#### What is asked:
Each entry below must be repeated word for word.

#### Excerpted data:

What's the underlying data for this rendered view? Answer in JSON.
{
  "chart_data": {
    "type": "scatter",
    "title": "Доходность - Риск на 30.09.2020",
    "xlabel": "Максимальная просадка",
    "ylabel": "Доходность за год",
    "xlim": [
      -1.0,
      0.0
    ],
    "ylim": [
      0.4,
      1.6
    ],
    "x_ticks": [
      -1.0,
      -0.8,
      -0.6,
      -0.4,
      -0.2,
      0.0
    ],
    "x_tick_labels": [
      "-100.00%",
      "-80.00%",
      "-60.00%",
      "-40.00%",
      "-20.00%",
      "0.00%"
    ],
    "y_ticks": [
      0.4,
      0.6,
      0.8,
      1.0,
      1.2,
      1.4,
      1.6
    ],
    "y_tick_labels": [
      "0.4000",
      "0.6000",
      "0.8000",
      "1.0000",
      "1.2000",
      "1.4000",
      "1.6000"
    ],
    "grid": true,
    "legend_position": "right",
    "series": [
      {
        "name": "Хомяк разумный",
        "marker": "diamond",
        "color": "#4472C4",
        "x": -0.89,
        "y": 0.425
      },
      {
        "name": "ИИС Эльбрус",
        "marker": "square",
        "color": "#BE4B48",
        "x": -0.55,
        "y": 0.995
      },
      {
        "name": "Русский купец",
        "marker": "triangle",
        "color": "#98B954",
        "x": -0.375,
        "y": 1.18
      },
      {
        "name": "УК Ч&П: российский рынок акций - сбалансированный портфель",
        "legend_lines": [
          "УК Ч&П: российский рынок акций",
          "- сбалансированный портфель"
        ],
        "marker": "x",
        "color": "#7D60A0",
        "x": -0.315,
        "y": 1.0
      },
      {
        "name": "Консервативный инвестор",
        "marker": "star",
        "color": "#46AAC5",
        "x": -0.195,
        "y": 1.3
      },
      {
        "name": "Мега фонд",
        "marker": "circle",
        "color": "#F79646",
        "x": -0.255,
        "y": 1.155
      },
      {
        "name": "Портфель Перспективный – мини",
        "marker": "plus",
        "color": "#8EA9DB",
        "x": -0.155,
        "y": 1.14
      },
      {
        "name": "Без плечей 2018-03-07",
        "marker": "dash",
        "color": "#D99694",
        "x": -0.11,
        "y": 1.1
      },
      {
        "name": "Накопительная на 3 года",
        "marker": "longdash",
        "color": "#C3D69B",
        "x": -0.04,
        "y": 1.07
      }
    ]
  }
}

#### Complete output:
What's the underlying data for this rendered view? Answer in JSON.
{
  "chart_data": {
    "type": "scatter",
    "title": "Доходность - Риск на 30.09.2020",
    "xlabel": "Максимальная просадка",
    "ylabel": "Доходность за год",
    "xlim": [
      -1.0,
      0.0
    ],
    "ylim": [
      0.4,
      1.6
    ],
    "x_ticks": [
      -1.0,
      -0.8,
      -0.6,
      -0.4,
      -0.2,
      0.0
    ],
    "x_tick_labels": [
      "-100.00%",
      "-80.00%",
      "-60.00%",
      "-40.00%",
      "-20.00%",
      "0.00%"
    ],
    "y_ticks": [
      0.4,
      0.6,
      0.8,
      1.0,
      1.2,
      1.4,
      1.6
    ],
    "y_tick_labels": [
      "0.4000",
      "0.6000",
      "0.8000",
      "1.0000",
      "1.2000",
      "1.4000",
      "1.6000"
    ],
    "grid": true,
    "legend_position": "right",
    "series": [
      {
        "name": "Хомяк разумный",
        "marker": "diamond",
        "color": "#4472C4",
        "x": -0.89,
        "y": 0.425
      },
      {
        "name": "ИИС Эльбрус",
        "marker": "square",
        "color": "#BE4B48",
        "x": -0.55,
        "y": 0.995
      },
      {
        "name": "Русский купец",
        "marker": "triangle",
        "color": "#98B954",
        "x": -0.375,
        "y": 1.18
      },
      {
        "name": "УК Ч&П: российский рынок акций - сбалансированный портфель",
        "legend_lines": [
          "УК Ч&П: российский рынок акций",
          "- сбалансированный портфель"
        ],
        "marker": "x",
        "color": "#7D60A0",
        "x": -0.315,
        "y": 1.0
      },
      {
        "name": "Консервативный инвестор",
        "marker": "star",
        "color": "#46AAC5",
        "x": -0.195,
        "y": 1.3
      },
      {
        "name": "Мега фонд",
        "marker": "circle",
        "color": "#F79646",
        "x": -0.255,
        "y": 1.155
      },
      {
        "name": "Портфель Перспективный – мини",
        "marker": "plus",
        "color": "#8EA9DB",
        "x": -0.155,
        "y": 1.14
      },
      {
        "name": "Без плечей 2018-03-07",
        "marker": "dash",
        "color": "#D99694",
        "x": -0.11,
        "y": 1.1
      },
      {
        "name": "Накопительная на 3 года",
        "marker": "longdash",
        "color": "#C3D69B",
        "x": -0.04,
        "y": 1.07
      }
    ]
  }
}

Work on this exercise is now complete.